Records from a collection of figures
-- Begin --
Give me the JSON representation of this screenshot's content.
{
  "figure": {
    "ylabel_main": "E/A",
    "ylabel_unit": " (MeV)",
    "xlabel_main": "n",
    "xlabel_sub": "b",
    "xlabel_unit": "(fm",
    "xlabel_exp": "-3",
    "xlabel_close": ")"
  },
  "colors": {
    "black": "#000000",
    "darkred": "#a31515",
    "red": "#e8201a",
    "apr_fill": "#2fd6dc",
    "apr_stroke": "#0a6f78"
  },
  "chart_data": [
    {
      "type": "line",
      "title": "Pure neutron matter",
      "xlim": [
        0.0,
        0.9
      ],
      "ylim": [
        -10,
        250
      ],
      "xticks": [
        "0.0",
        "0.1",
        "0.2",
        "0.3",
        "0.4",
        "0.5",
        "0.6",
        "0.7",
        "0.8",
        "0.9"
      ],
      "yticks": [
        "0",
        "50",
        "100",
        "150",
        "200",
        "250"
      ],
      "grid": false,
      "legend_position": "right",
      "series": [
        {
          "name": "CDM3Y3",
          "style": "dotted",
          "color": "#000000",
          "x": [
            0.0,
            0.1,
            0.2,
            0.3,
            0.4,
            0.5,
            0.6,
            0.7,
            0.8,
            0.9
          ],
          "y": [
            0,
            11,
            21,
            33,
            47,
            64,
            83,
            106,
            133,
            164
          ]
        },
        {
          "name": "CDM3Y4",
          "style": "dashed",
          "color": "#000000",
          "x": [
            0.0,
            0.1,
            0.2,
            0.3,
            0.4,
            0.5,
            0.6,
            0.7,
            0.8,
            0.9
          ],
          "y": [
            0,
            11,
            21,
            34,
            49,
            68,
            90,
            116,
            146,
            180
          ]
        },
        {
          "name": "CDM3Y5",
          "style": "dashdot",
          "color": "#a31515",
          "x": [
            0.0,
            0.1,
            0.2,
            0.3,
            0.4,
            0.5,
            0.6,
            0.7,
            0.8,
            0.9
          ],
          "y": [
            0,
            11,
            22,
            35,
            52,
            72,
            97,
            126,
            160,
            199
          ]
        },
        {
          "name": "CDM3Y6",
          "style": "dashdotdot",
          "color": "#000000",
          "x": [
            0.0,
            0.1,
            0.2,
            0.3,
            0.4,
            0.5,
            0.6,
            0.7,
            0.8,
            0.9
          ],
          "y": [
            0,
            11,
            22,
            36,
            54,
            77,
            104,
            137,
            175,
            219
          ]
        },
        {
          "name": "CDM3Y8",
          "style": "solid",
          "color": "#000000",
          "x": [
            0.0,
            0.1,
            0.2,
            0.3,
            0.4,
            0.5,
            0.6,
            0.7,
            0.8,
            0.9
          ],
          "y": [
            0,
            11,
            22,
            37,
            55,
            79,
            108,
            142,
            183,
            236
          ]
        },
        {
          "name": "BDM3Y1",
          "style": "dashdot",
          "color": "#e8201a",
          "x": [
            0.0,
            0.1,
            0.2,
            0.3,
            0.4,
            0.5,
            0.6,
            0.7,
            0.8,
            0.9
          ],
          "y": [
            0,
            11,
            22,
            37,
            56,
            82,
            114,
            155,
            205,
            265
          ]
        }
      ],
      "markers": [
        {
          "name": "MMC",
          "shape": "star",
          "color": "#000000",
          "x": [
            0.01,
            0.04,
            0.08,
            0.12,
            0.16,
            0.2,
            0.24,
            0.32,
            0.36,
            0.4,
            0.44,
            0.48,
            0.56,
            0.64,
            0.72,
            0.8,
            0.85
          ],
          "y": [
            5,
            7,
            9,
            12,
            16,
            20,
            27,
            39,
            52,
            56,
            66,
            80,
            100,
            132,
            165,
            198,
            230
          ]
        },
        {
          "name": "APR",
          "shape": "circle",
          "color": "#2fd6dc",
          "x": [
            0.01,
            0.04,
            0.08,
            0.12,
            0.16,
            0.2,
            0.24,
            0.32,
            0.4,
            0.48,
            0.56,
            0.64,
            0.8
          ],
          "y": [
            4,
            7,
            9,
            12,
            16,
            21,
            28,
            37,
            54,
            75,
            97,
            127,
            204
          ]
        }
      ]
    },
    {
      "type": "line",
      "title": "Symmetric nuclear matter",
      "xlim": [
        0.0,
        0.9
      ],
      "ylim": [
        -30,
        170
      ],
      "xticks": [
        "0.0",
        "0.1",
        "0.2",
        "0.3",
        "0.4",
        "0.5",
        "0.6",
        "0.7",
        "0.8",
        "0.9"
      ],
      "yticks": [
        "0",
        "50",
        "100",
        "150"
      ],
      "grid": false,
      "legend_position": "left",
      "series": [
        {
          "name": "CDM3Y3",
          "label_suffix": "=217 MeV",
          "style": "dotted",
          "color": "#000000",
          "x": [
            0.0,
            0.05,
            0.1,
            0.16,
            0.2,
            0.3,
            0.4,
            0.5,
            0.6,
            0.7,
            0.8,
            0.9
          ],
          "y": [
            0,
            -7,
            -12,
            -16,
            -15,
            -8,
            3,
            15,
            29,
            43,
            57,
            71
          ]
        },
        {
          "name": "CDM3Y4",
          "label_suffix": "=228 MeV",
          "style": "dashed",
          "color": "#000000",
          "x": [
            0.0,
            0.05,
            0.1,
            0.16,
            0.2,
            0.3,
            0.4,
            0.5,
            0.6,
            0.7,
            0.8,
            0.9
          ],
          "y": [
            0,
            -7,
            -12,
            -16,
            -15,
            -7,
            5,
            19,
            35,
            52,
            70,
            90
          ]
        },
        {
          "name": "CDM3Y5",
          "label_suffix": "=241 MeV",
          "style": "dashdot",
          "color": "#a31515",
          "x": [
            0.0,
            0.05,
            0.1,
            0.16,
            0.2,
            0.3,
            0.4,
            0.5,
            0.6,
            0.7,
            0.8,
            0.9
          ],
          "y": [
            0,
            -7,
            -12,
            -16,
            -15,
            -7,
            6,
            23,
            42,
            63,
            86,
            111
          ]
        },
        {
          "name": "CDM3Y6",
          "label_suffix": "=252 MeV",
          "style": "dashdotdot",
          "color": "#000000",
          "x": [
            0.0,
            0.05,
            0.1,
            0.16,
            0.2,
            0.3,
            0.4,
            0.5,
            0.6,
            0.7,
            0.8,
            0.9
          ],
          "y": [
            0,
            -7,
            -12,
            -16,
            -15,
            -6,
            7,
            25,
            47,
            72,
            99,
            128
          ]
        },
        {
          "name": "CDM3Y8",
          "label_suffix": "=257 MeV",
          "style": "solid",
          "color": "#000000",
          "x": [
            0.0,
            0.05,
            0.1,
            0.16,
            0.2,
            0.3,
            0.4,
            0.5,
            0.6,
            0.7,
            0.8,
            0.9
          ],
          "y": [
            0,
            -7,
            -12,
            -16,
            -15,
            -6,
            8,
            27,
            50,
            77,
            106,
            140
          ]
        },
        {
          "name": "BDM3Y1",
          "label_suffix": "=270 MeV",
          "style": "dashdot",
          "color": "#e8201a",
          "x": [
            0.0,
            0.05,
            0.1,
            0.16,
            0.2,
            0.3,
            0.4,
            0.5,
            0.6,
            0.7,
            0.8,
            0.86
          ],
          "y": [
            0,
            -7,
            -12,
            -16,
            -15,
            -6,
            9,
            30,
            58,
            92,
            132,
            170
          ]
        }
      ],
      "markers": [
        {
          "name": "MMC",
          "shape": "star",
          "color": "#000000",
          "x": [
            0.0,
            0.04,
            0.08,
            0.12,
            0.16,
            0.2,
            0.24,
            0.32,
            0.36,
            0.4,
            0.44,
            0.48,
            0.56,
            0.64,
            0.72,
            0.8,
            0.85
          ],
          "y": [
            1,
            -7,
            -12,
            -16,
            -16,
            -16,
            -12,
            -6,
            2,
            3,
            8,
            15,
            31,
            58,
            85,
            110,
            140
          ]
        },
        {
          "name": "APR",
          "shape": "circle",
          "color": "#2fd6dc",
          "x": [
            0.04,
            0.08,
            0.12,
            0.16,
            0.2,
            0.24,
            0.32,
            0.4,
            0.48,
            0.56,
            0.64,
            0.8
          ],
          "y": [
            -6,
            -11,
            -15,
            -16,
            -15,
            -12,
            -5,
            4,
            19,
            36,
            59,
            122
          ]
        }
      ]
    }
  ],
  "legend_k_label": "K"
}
-- End --
Exercise: Which lines of the data include "title"? Copy each of them.

Answer in full:
      "title": "Pure neutron matter",
      "title": "Symmetric nuclear matter",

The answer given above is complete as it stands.